Return every record below exactly as written, but leave out the pictures.
[Records for the exercise start]
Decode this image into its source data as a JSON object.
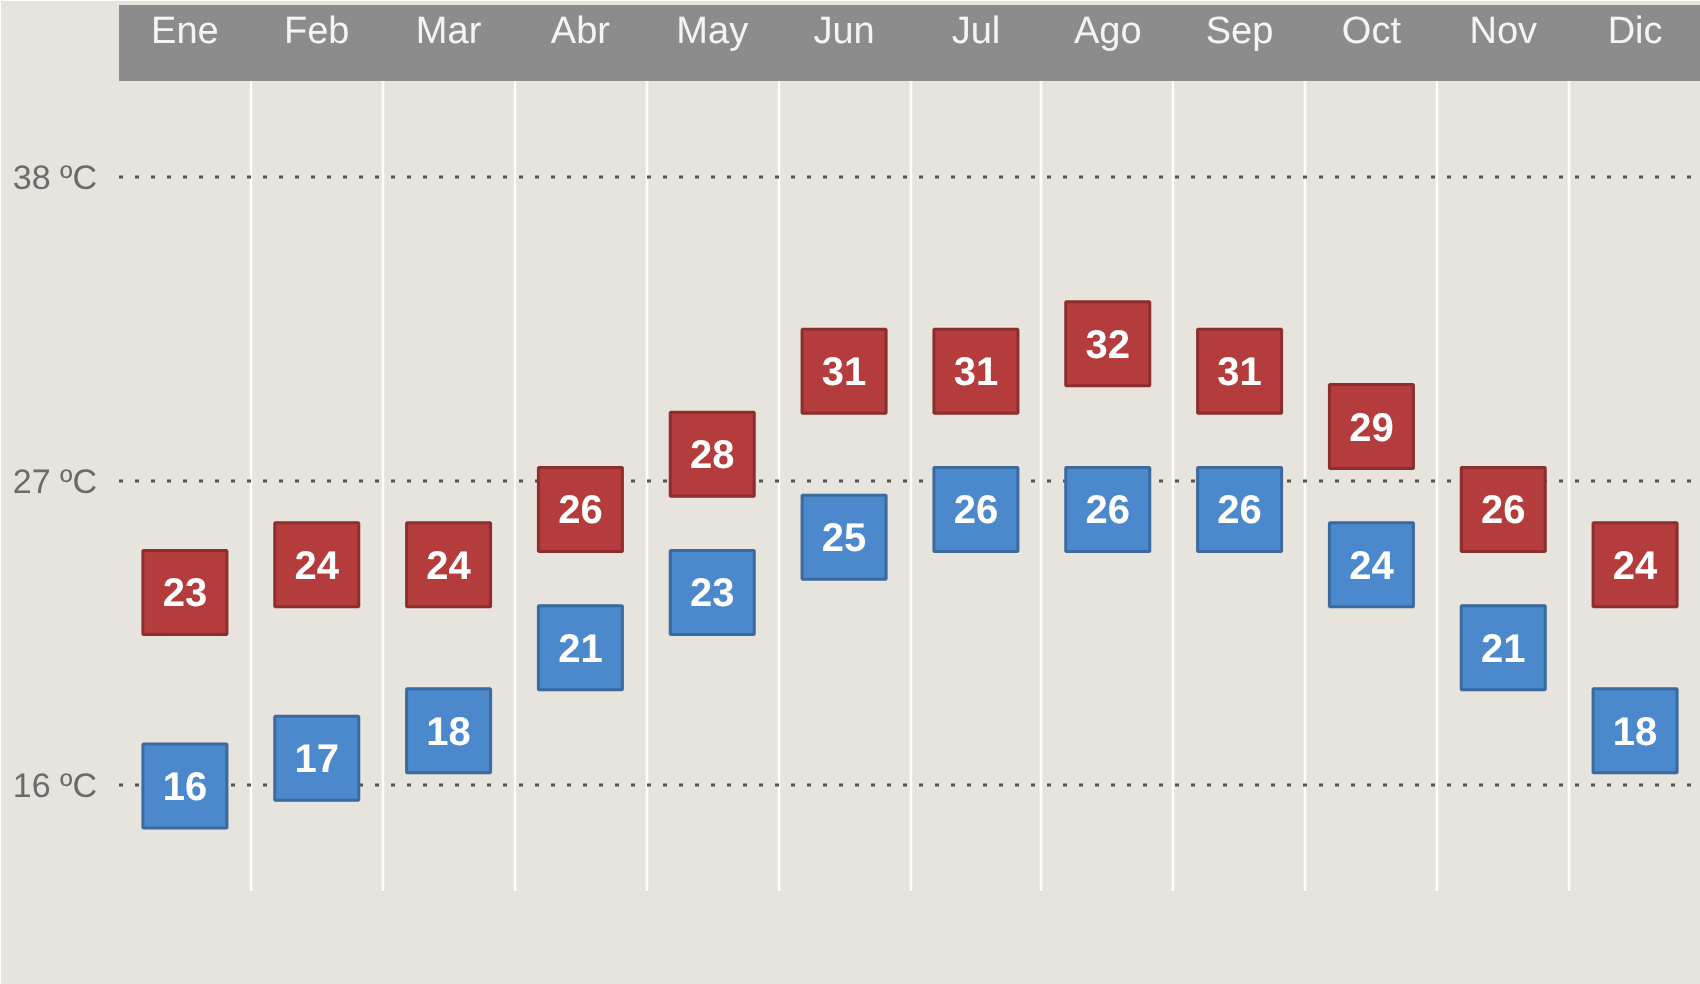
{
  "chart_data": {
    "type": "scatter",
    "categories": [
      "Ene",
      "Feb",
      "Mar",
      "Abr",
      "May",
      "Jun",
      "Jul",
      "Ago",
      "Sep",
      "Oct",
      "Nov",
      "Dic"
    ],
    "series": [
      {
        "color": "#b43c3c",
        "values": [
          23,
          24,
          24,
          26,
          28,
          31,
          31,
          32,
          31,
          29,
          26,
          24
        ]
      },
      {
        "color": "#4b89cc",
        "values": [
          16,
          17,
          18,
          21,
          23,
          25,
          26,
          26,
          26,
          24,
          21,
          18
        ]
      }
    ],
    "ylim": [
      12.2,
      41.5
    ],
    "yticks": [
      {
        "value": 16,
        "label": "16 ºC"
      },
      {
        "value": 27,
        "label": "27 ºC"
      },
      {
        "value": 38,
        "label": "38 ºC"
      }
    ],
    "grid": true,
    "marker": "square",
    "data_labels": true
  }
}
[Records for the exercise end]
• [Final result]:
Decode this image into its source data as a JSON object.
{
  "chart_data": {
    "type": "scatter",
    "categories": [
      "Ene",
      "Feb",
      "Mar",
      "Abr",
      "May",
      "Jun",
      "Jul",
      "Ago",
      "Sep",
      "Oct",
      "Nov",
      "Dic"
    ],
    "series": [
      {
        "color": "#b43c3c",
        "values": [
          23,
          24,
          24,
          26,
          28,
          31,
          31,
          32,
          31,
          29,
          26,
          24
        ]
      },
      {
        "color": "#4b89cc",
        "values": [
          16,
          17,
          18,
          21,
          23,
          25,
          26,
          26,
          26,
          24,
          21,
          18
        ]
      }
    ],
    "ylim": [
      12.2,
      41.5
    ],
    "yticks": [
      {
        "value": 16,
        "label": "16 ºC"
      },
      {
        "value": 27,
        "label": "27 ºC"
      },
      {
        "value": 38,
        "label": "38 ºC"
      }
    ],
    "grid": true,
    "marker": "square",
    "data_labels": true
  }
}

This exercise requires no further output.